Records for this exercise —
BEGIN

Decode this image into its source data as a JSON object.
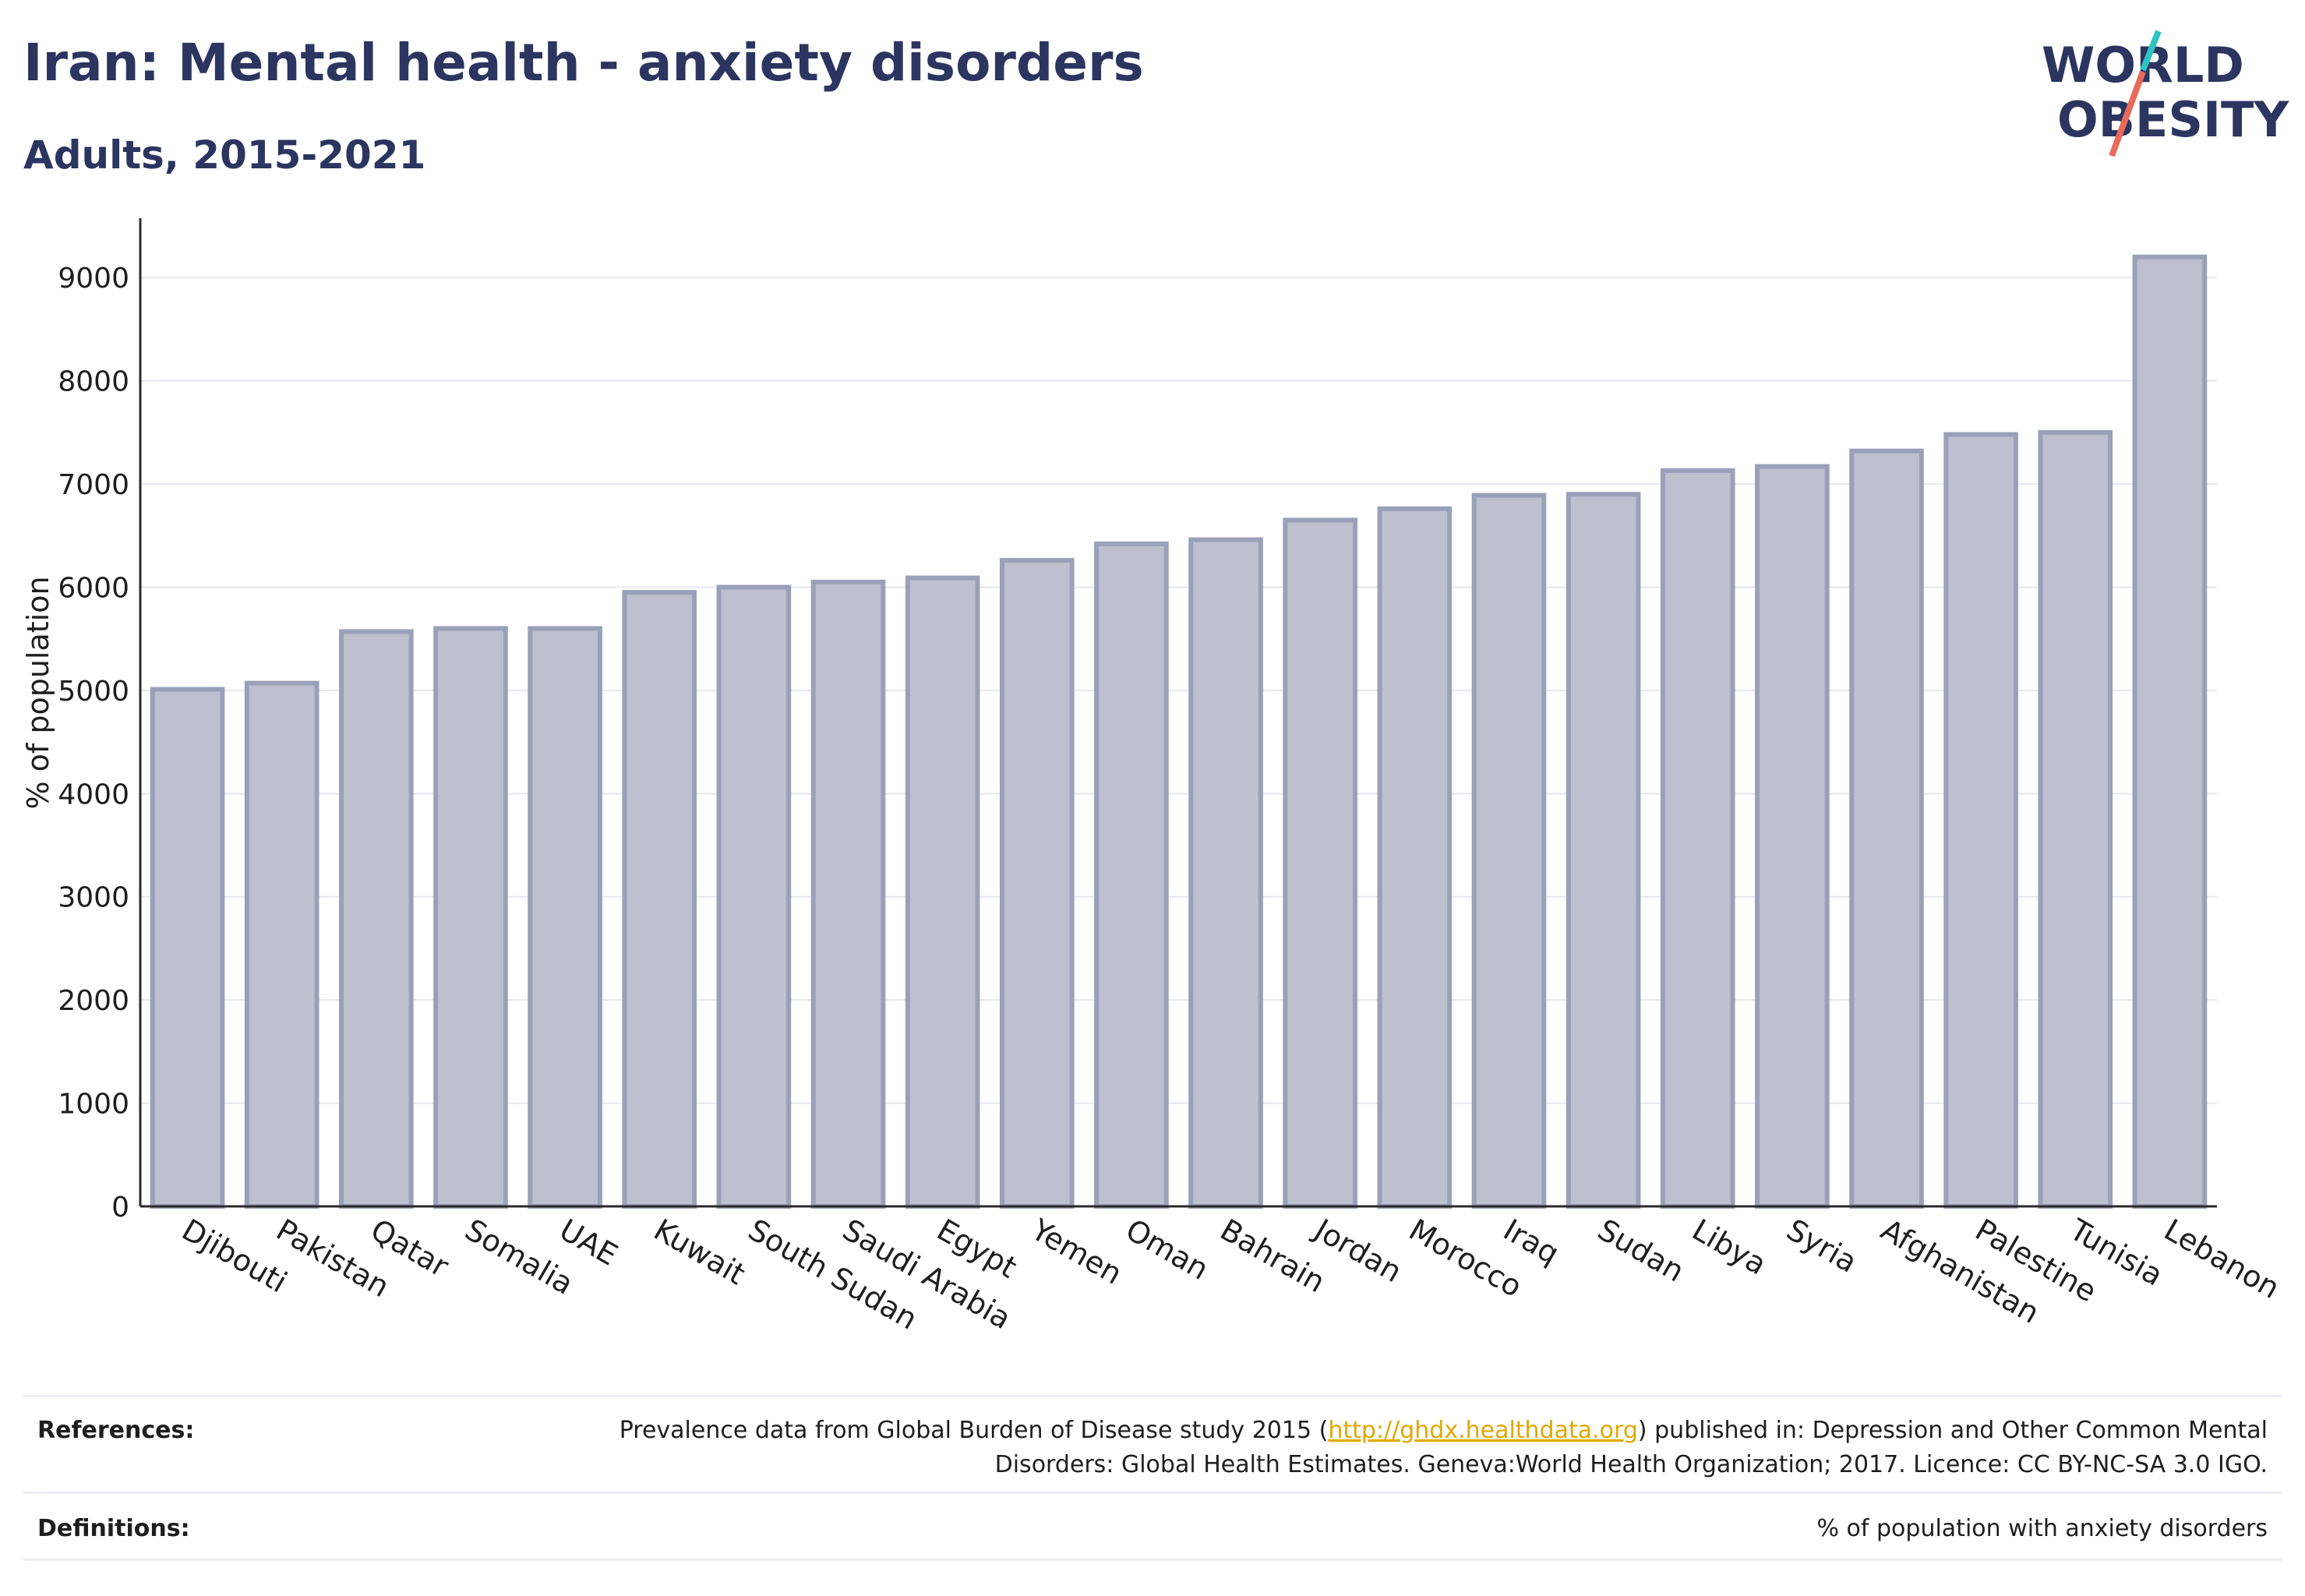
{
  "header": {
    "title": "Iran: Mental health - anxiety disorders",
    "subtitle": "Adults, 2015-2021"
  },
  "logo": {
    "line1": "WORLD",
    "line2": "OBESITY",
    "colors": {
      "text": "#2b3560",
      "slash_teal": "#2ec4c1",
      "slash_coral": "#e86a5a"
    }
  },
  "chart_data": {
    "type": "bar",
    "title": "",
    "xlabel": "",
    "ylabel": "% of population",
    "ylim": [
      0,
      9500
    ],
    "yticks": [
      0,
      1000,
      2000,
      3000,
      4000,
      5000,
      6000,
      7000,
      8000,
      9000
    ],
    "grid": true,
    "categories": [
      "Djibouti",
      "Pakistan",
      "Qatar",
      "Somalia",
      "UAE",
      "Kuwait",
      "South Sudan",
      "Saudi Arabia",
      "Egypt",
      "Yemen",
      "Oman",
      "Bahrain",
      "Jordan",
      "Morocco",
      "Iraq",
      "Sudan",
      "Libya",
      "Syria",
      "Afghanistan",
      "Palestine",
      "Tunisia",
      "Lebanon"
    ],
    "values": [
      5010,
      5070,
      5570,
      5600,
      5600,
      5950,
      6000,
      6050,
      6090,
      6260,
      6420,
      6460,
      6650,
      6760,
      6890,
      6900,
      7130,
      7170,
      7320,
      7480,
      7500,
      9200
    ],
    "colors": {
      "bar_fill": "#bcc0cf",
      "bar_stroke": "#9aa0b8",
      "grid": "#e6e8ee",
      "axis": "#2b2b2b"
    }
  },
  "footer": {
    "references_label": "References:",
    "references_text_before": "Prevalence data from Global Burden of Disease study 2015 (",
    "references_link": "http://ghdx.healthdata.org",
    "references_text_after": ") published in: Depression and Other Common Mental Disorders: Global Health Estimates. Geneva:World Health Organization; 2017. Licence: CC BY-NC-SA 3.0 IGO.",
    "definitions_label": "Definitions:",
    "definitions_text": "% of population with anxiety disorders"
  }
}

END

Given problem —
From the records given above, reproduce all text exactly and exclude each picture.

Full output —
Decode this image into its source data as a JSON object.
{
  "header": {
    "title": "Iran: Mental health - anxiety disorders",
    "subtitle": "Adults, 2015-2021"
  },
  "logo": {
    "line1": "WORLD",
    "line2": "OBESITY",
    "colors": {
      "text": "#2b3560",
      "slash_teal": "#2ec4c1",
      "slash_coral": "#e86a5a"
    }
  },
  "chart_data": {
    "type": "bar",
    "title": "",
    "xlabel": "",
    "ylabel": "% of population",
    "ylim": [
      0,
      9500
    ],
    "yticks": [
      0,
      1000,
      2000,
      3000,
      4000,
      5000,
      6000,
      7000,
      8000,
      9000
    ],
    "grid": true,
    "categories": [
      "Djibouti",
      "Pakistan",
      "Qatar",
      "Somalia",
      "UAE",
      "Kuwait",
      "South Sudan",
      "Saudi Arabia",
      "Egypt",
      "Yemen",
      "Oman",
      "Bahrain",
      "Jordan",
      "Morocco",
      "Iraq",
      "Sudan",
      "Libya",
      "Syria",
      "Afghanistan",
      "Palestine",
      "Tunisia",
      "Lebanon"
    ],
    "values": [
      5010,
      5070,
      5570,
      5600,
      5600,
      5950,
      6000,
      6050,
      6090,
      6260,
      6420,
      6460,
      6650,
      6760,
      6890,
      6900,
      7130,
      7170,
      7320,
      7480,
      7500,
      9200
    ],
    "colors": {
      "bar_fill": "#bcc0cf",
      "bar_stroke": "#9aa0b8",
      "grid": "#e6e8ee",
      "axis": "#2b2b2b"
    }
  },
  "footer": {
    "references_label": "References:",
    "references_text_before": "Prevalence data from Global Burden of Disease study 2015 (",
    "references_link": "http://ghdx.healthdata.org",
    "references_text_after": ") published in: Depression and Other Common Mental Disorders: Global Health Estimates. Geneva:World Health Organization; 2017. Licence: CC BY-NC-SA 3.0 IGO.",
    "definitions_label": "Definitions:",
    "definitions_text": "% of population with anxiety disorders"
  }
}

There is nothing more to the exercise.